#### Exercise requirements:
Each entry that follows is to be retyped exactly. Pictures do not belong in the copy.

#### Given data:
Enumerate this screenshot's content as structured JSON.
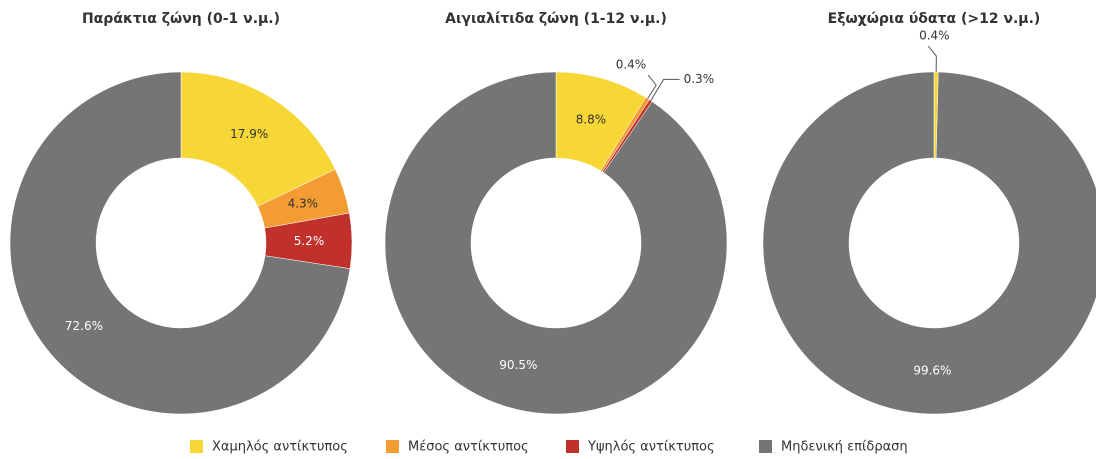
{
  "legend": {
    "labels": [
      "Χαμηλός αντίκτυπος",
      "Μέσος αντίκτυπος",
      "Υψηλός αντίκτυπος",
      "Μηδενική επίδραση"
    ],
    "colors": [
      "#f7d736",
      "#f39c34",
      "#c0312b",
      "#757575"
    ]
  },
  "chart_data": [
    {
      "type": "pie",
      "title": "Παράκτια ζώνη (0-1 ν.μ.)",
      "values": [
        17.9,
        4.3,
        5.2,
        72.6
      ],
      "value_labels": [
        "17.9%",
        "4.3%",
        "5.2%",
        "72.6%"
      ]
    },
    {
      "type": "pie",
      "title": "Αιγιαλίτιδα ζώνη (1-12 ν.μ.)",
      "values": [
        8.8,
        0.4,
        0.3,
        90.5
      ],
      "value_labels": [
        "8.8%",
        "0.4%",
        "0.3%",
        "90.5%"
      ]
    },
    {
      "type": "pie",
      "title": "Εξωχώρια ύδατα (>12 ν.μ.)",
      "values": [
        0.4,
        0,
        0,
        99.6
      ],
      "value_labels": [
        "0.4%",
        null,
        null,
        "99.6%"
      ]
    }
  ]
}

#### Full solution:
Enumerate this screenshot's content as structured JSON.
{
  "legend": {
    "labels": [
      "Χαμηλός αντίκτυπος",
      "Μέσος αντίκτυπος",
      "Υψηλός αντίκτυπος",
      "Μηδενική επίδραση"
    ],
    "colors": [
      "#f7d736",
      "#f39c34",
      "#c0312b",
      "#757575"
    ]
  },
  "chart_data": [
    {
      "type": "pie",
      "title": "Παράκτια ζώνη (0-1 ν.μ.)",
      "values": [
        17.9,
        4.3,
        5.2,
        72.6
      ],
      "value_labels": [
        "17.9%",
        "4.3%",
        "5.2%",
        "72.6%"
      ]
    },
    {
      "type": "pie",
      "title": "Αιγιαλίτιδα ζώνη (1-12 ν.μ.)",
      "values": [
        8.8,
        0.4,
        0.3,
        90.5
      ],
      "value_labels": [
        "8.8%",
        "0.4%",
        "0.3%",
        "90.5%"
      ]
    },
    {
      "type": "pie",
      "title": "Εξωχώρια ύδατα (>12 ν.μ.)",
      "values": [
        0.4,
        0,
        0,
        99.6
      ],
      "value_labels": [
        "0.4%",
        null,
        null,
        "99.6%"
      ]
    }
  ]
}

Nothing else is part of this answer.